▶ DIRECTION: Determine the count of lines holding the string "escrutadas". Return only the number.
— Begin DATASET EXTRACT —
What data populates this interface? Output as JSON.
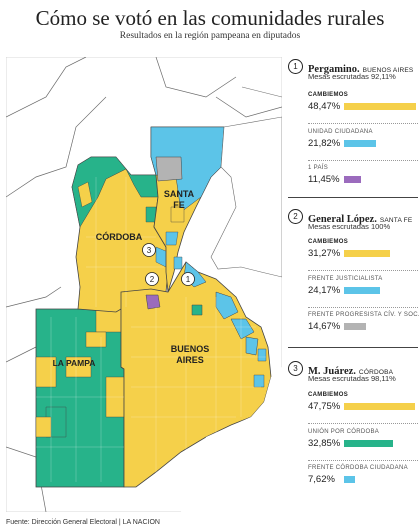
{
  "header": {
    "title": "Cómo se votó en las comunidades rurales",
    "subtitle": "Resultados en la región pampeana en diputados"
  },
  "map": {
    "labels": {
      "santa_fe": "SANTA\nFE",
      "santa_fe_l1": "SANTA",
      "santa_fe_l2": "FE",
      "cordoba": "CÓRDOBA",
      "buenos_aires_l1": "BUENOS",
      "buenos_aires_l2": "AIRES",
      "la_pampa": "LA PAMPA"
    },
    "markers": [
      "1",
      "2",
      "3"
    ],
    "colors": {
      "yellow": "#f5d04a",
      "green": "#27b38a",
      "blue": "#5cc4e8",
      "gray": "#b3b3b3",
      "purple": "#9b6bbd",
      "land": "#ffffff",
      "water": "#ffffff",
      "border": "#555555"
    }
  },
  "source": "Fuente: Dirección General Electoral | LA NACION",
  "regions": [
    {
      "number": "1",
      "name": "Pergamino.",
      "province": "BUENOS AIRES",
      "mesas": "Mesas escrutadas 92,11%",
      "parties": [
        {
          "label": "CAMBIEMOS",
          "pct": "48,47%",
          "value": 48.47,
          "color": "#f5d04a",
          "winner": true
        },
        {
          "label": "UNIDAD CIUDADANA",
          "pct": "21,82%",
          "value": 21.82,
          "color": "#5cc4e8",
          "winner": false
        },
        {
          "label": "1 PAÍS",
          "pct": "11,45%",
          "value": 11.45,
          "color": "#9b6bbd",
          "winner": false
        }
      ]
    },
    {
      "number": "2",
      "name": "General López.",
      "province": "SANTA FE",
      "mesas": "Mesas escrutadas 100%",
      "parties": [
        {
          "label": "CAMBIEMOS",
          "pct": "31,27%",
          "value": 31.27,
          "color": "#f5d04a",
          "winner": true
        },
        {
          "label": "FRENTE JUSTICIALISTA",
          "pct": "24,17%",
          "value": 24.17,
          "color": "#5cc4e8",
          "winner": false
        },
        {
          "label": "FRENTE PROGRESISTA CÍV. Y SOC.",
          "pct": "14,67%",
          "value": 14.67,
          "color": "#b3b3b3",
          "winner": false
        }
      ]
    },
    {
      "number": "3",
      "name": "M. Juárez.",
      "province": "CÓRDOBA",
      "mesas": "Mesas escrutadas 98,11%",
      "parties": [
        {
          "label": "CAMBIEMOS",
          "pct": "47,75%",
          "value": 47.75,
          "color": "#f5d04a",
          "winner": true
        },
        {
          "label": "UNIÓN POR CÓRDOBA",
          "pct": "32,85%",
          "value": 32.85,
          "color": "#27b38a",
          "winner": false
        },
        {
          "label": "FRENTE CÓRDOBA CIUDADANA",
          "pct": "7,62%",
          "value": 7.62,
          "color": "#5cc4e8",
          "winner": false
        }
      ]
    }
  ]
}
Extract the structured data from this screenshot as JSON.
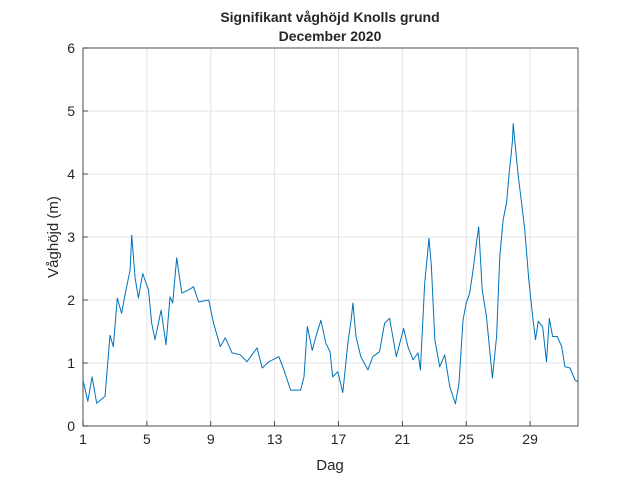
{
  "chart_data": {
    "type": "line",
    "title": "Signifikant våghöjd Knolls grund",
    "subtitle": "December 2020",
    "xlabel": "Dag",
    "ylabel": "Våghöjd (m)",
    "xlim": [
      1,
      32
    ],
    "ylim": [
      0,
      6
    ],
    "xticks": [
      1,
      5,
      9,
      13,
      17,
      21,
      25,
      29
    ],
    "yticks": [
      0,
      1,
      2,
      3,
      4,
      5,
      6
    ],
    "grid": true,
    "line_color": "#0072BD",
    "series": [
      {
        "name": "Signifikant våghöjd",
        "x": [
          1.0,
          1.3,
          1.57,
          1.86,
          2.38,
          2.69,
          2.9,
          3.15,
          3.42,
          3.63,
          3.95,
          4.05,
          4.26,
          4.47,
          4.74,
          5.1,
          5.3,
          5.51,
          5.89,
          6.2,
          6.45,
          6.62,
          6.87,
          7.19,
          7.6,
          7.92,
          8.24,
          8.87,
          9.18,
          9.6,
          9.91,
          10.33,
          10.85,
          11.27,
          11.9,
          12.22,
          12.64,
          13.27,
          13.58,
          14.0,
          14.63,
          14.84,
          15.05,
          15.36,
          15.57,
          15.9,
          16.2,
          16.47,
          16.64,
          16.96,
          17.27,
          17.59,
          17.79,
          17.9,
          18.1,
          18.4,
          18.84,
          19.15,
          19.57,
          19.89,
          20.2,
          20.62,
          21.08,
          21.35,
          21.67,
          21.98,
          22.13,
          22.4,
          22.67,
          22.82,
          23.03,
          23.34,
          23.65,
          23.97,
          24.32,
          24.55,
          24.8,
          25.0,
          25.22,
          25.43,
          25.64,
          25.78,
          26.0,
          26.27,
          26.64,
          26.9,
          27.1,
          27.31,
          27.52,
          27.73,
          27.8,
          27.9,
          27.94,
          28.05,
          28.26,
          28.47,
          28.67,
          28.92,
          29.16,
          29.34,
          29.51,
          29.78,
          30.03,
          30.2,
          30.41,
          30.7,
          30.98,
          31.18,
          31.5,
          31.81,
          32.0
        ],
        "y": [
          0.73,
          0.39,
          0.78,
          0.36,
          0.47,
          1.44,
          1.26,
          2.03,
          1.79,
          2.08,
          2.48,
          3.03,
          2.35,
          2.03,
          2.42,
          2.16,
          1.63,
          1.37,
          1.84,
          1.29,
          2.05,
          1.95,
          2.67,
          2.11,
          2.16,
          2.21,
          1.97,
          2.0,
          1.63,
          1.26,
          1.4,
          1.16,
          1.13,
          1.02,
          1.24,
          0.92,
          1.02,
          1.1,
          0.89,
          0.57,
          0.57,
          0.78,
          1.58,
          1.2,
          1.4,
          1.68,
          1.32,
          1.18,
          0.78,
          0.86,
          0.53,
          1.32,
          1.68,
          1.95,
          1.42,
          1.1,
          0.89,
          1.1,
          1.18,
          1.63,
          1.71,
          1.1,
          1.55,
          1.26,
          1.05,
          1.16,
          0.89,
          2.27,
          2.98,
          2.53,
          1.37,
          0.94,
          1.13,
          0.62,
          0.35,
          0.68,
          1.68,
          1.95,
          2.11,
          2.48,
          2.9,
          3.16,
          2.16,
          1.73,
          0.76,
          1.42,
          2.69,
          3.27,
          3.54,
          4.12,
          4.27,
          4.54,
          4.8,
          4.51,
          3.96,
          3.54,
          3.11,
          2.32,
          1.73,
          1.37,
          1.66,
          1.58,
          1.02,
          1.71,
          1.42,
          1.42,
          1.26,
          0.94,
          0.92,
          0.73,
          0.7
        ]
      }
    ]
  }
}
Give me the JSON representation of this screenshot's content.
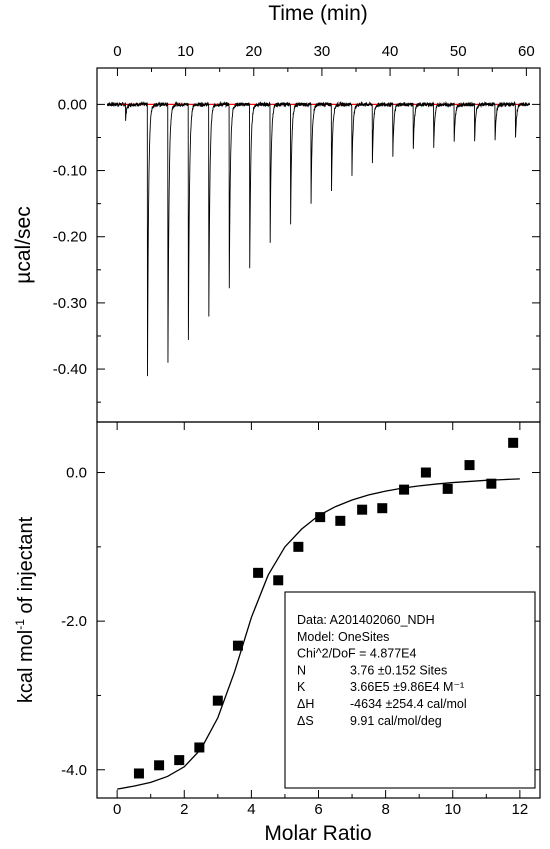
{
  "chart_data": [
    {
      "type": "line",
      "panel": "top",
      "title": "",
      "xlabel": "Time (min)",
      "ylabel": "µcal/sec",
      "xlim": [
        -3,
        62
      ],
      "ylim": [
        -0.48,
        0.055
      ],
      "xticks": [
        "0",
        "10",
        "20",
        "30",
        "40",
        "50",
        "60"
      ],
      "yticks": [
        "0.00",
        "-0.10",
        "-0.20",
        "-0.30",
        "-0.40"
      ],
      "baseline_color": "#ff0000",
      "trace_color": "#000000",
      "injections": {
        "times": [
          1.2,
          4.4,
          7.4,
          10.4,
          13.4,
          16.4,
          19.4,
          22.4,
          25.4,
          28.4,
          31.4,
          34.4,
          37.4,
          40.4,
          43.4,
          46.4,
          49.4,
          52.4,
          55.4,
          58.4
        ],
        "peak_heights": [
          -0.022,
          -0.435,
          -0.418,
          -0.38,
          -0.34,
          -0.298,
          -0.262,
          -0.22,
          -0.19,
          -0.158,
          -0.137,
          -0.112,
          -0.093,
          -0.082,
          -0.072,
          -0.067,
          -0.062,
          -0.058,
          -0.056,
          -0.055
        ]
      }
    },
    {
      "type": "scatter",
      "panel": "bottom",
      "title": "",
      "xlabel": "Molar Ratio",
      "ylabel": "kcal mol",
      "ylabel_sup": "-1",
      "ylabel_rest": " of injectant",
      "xlim": [
        -0.6,
        12.6
      ],
      "ylim": [
        -4.38,
        0.68
      ],
      "xticks": [
        "0",
        "2",
        "4",
        "6",
        "8",
        "10",
        "12"
      ],
      "yticks": [
        "0.0",
        "-2.0",
        "-4.0"
      ],
      "points": {
        "x": [
          0.65,
          1.25,
          1.85,
          2.45,
          3.0,
          3.6,
          4.2,
          4.8,
          5.4,
          6.05,
          6.65,
          7.3,
          7.9,
          8.55,
          9.2,
          9.85,
          10.5,
          11.15,
          11.8
        ],
        "y": [
          -4.05,
          -3.94,
          -3.87,
          -3.7,
          -3.07,
          -2.33,
          -1.35,
          -1.45,
          -1.0,
          -0.6,
          -0.65,
          -0.5,
          -0.48,
          -0.23,
          0.0,
          -0.22,
          0.1,
          -0.15,
          0.4
        ]
      },
      "fit": {
        "x": [
          0.0,
          0.5,
          1.0,
          1.5,
          2.0,
          2.5,
          3.0,
          3.5,
          4.0,
          4.5,
          5.0,
          5.5,
          6.0,
          6.5,
          7.0,
          7.5,
          8.0,
          8.5,
          9.0,
          9.5,
          10.0,
          10.5,
          11.0,
          11.5,
          12.0
        ],
        "y": [
          -4.26,
          -4.22,
          -4.17,
          -4.09,
          -3.96,
          -3.72,
          -3.3,
          -2.68,
          -1.95,
          -1.38,
          -1.0,
          -0.76,
          -0.58,
          -0.46,
          -0.37,
          -0.3,
          -0.25,
          -0.21,
          -0.18,
          -0.155,
          -0.135,
          -0.12,
          -0.105,
          -0.095,
          -0.085
        ]
      },
      "annotation": {
        "lines": [
          {
            "label": "Data: A201402060_NDH",
            "value": ""
          },
          {
            "label": "Model: OneSites",
            "value": ""
          },
          {
            "label": "Chi^2/DoF = 4.877E4",
            "value": ""
          },
          {
            "label": "N",
            "value": "3.76    ±0.152 Sites"
          },
          {
            "label": "K",
            "value": "3.66E5 ±9.86E4 M⁻¹"
          },
          {
            "label": "ΔH",
            "value": "-4634   ±254.4 cal/mol"
          },
          {
            "label": "ΔS",
            "value": "9.91 cal/mol/deg"
          }
        ]
      }
    }
  ]
}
— End DATASET EXTRACT —
▶ SOLUTION TO THIS EXERCISE: 3